What this task involves ▸ Go through the entries and count the lines with the string "baseline" in them. Give only that number.

Materials provided ▸
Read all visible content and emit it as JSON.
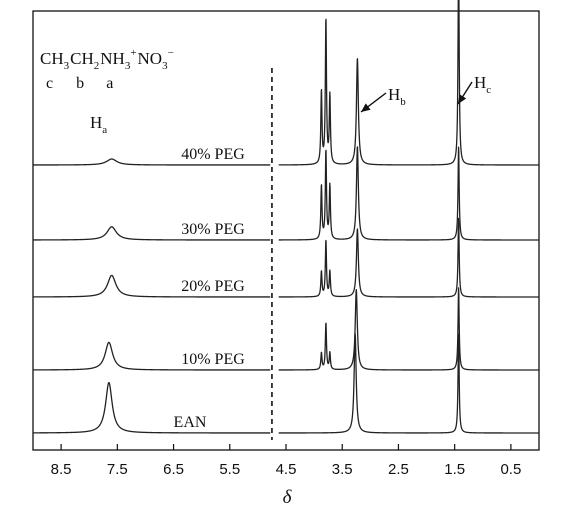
{
  "chart_data": {
    "type": "line",
    "title": "",
    "xlabel": "δ",
    "ylabel": "",
    "xlim": [
      9.0,
      0.0
    ],
    "x_reversed": true,
    "x_ticks": [
      "8.5",
      "7.5",
      "6.5",
      "5.5",
      "4.5",
      "3.5",
      "2.5",
      "1.5",
      "0.5"
    ],
    "x_tick_values": [
      8.5,
      7.5,
      6.5,
      5.5,
      4.5,
      3.5,
      2.5,
      1.5,
      0.5
    ],
    "grid": false,
    "axis_break_at": 4.75,
    "formula": {
      "groups": [
        {
          "text": "CH",
          "sub": "3",
          "sup": "",
          "label": "c"
        },
        {
          "text": "CH",
          "sub": "2",
          "sup": "",
          "label": "b"
        },
        {
          "text": "NH",
          "sub": "3",
          "sup": "+",
          "label": "a"
        },
        {
          "text": " NO",
          "sub": "3",
          "sup": "−",
          "label": ""
        }
      ]
    },
    "annotations": [
      {
        "main": "H",
        "sub": "a"
      },
      {
        "main": "H",
        "sub": "b"
      },
      {
        "main": "H",
        "sub": "c"
      }
    ],
    "series": [
      {
        "name": "EAN",
        "baseline": 0,
        "peaks": [
          {
            "x": 7.65,
            "h": 0.42,
            "w": 0.07
          },
          {
            "x": 3.27,
            "h": 0.83,
            "w": 0.022
          },
          {
            "x": 1.43,
            "h": 0.83,
            "w": 0.012
          }
        ]
      },
      {
        "name": "10% PEG",
        "baseline": 1,
        "peaks": [
          {
            "x": 7.65,
            "h": 0.23,
            "w": 0.08
          },
          {
            "x": 3.87,
            "h": 0.14,
            "w": 0.012
          },
          {
            "x": 3.79,
            "h": 0.39,
            "w": 0.012
          },
          {
            "x": 3.72,
            "h": 0.14,
            "w": 0.012
          },
          {
            "x": 3.25,
            "h": 0.67,
            "w": 0.022
          },
          {
            "x": 1.43,
            "h": 0.69,
            "w": 0.012
          }
        ]
      },
      {
        "name": "20% PEG",
        "baseline": 2,
        "peaks": [
          {
            "x": 7.6,
            "h": 0.18,
            "w": 0.09
          },
          {
            "x": 3.87,
            "h": 0.21,
            "w": 0.012
          },
          {
            "x": 3.79,
            "h": 0.47,
            "w": 0.012
          },
          {
            "x": 3.72,
            "h": 0.21,
            "w": 0.012
          },
          {
            "x": 3.23,
            "h": 0.57,
            "w": 0.02
          },
          {
            "x": 1.43,
            "h": 0.66,
            "w": 0.012
          }
        ]
      },
      {
        "name": "30% PEG",
        "baseline": 3,
        "peaks": [
          {
            "x": 7.6,
            "h": 0.11,
            "w": 0.1
          },
          {
            "x": 3.87,
            "h": 0.45,
            "w": 0.012
          },
          {
            "x": 3.79,
            "h": 0.74,
            "w": 0.012
          },
          {
            "x": 3.72,
            "h": 0.45,
            "w": 0.012
          },
          {
            "x": 3.23,
            "h": 0.78,
            "w": 0.02
          },
          {
            "x": 1.43,
            "h": 0.78,
            "w": 0.012
          }
        ]
      },
      {
        "name": "40% PEG",
        "baseline": 4,
        "peaks": [
          {
            "x": 7.6,
            "h": 0.05,
            "w": 0.11
          },
          {
            "x": 3.87,
            "h": 0.61,
            "w": 0.012
          },
          {
            "x": 3.79,
            "h": 1.21,
            "w": 0.012
          },
          {
            "x": 3.72,
            "h": 0.57,
            "w": 0.012
          },
          {
            "x": 3.23,
            "h": 0.89,
            "w": 0.02
          },
          {
            "x": 1.43,
            "h": 1.75,
            "w": 0.012
          }
        ]
      }
    ]
  }
}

Solution to the exercise ▸ 5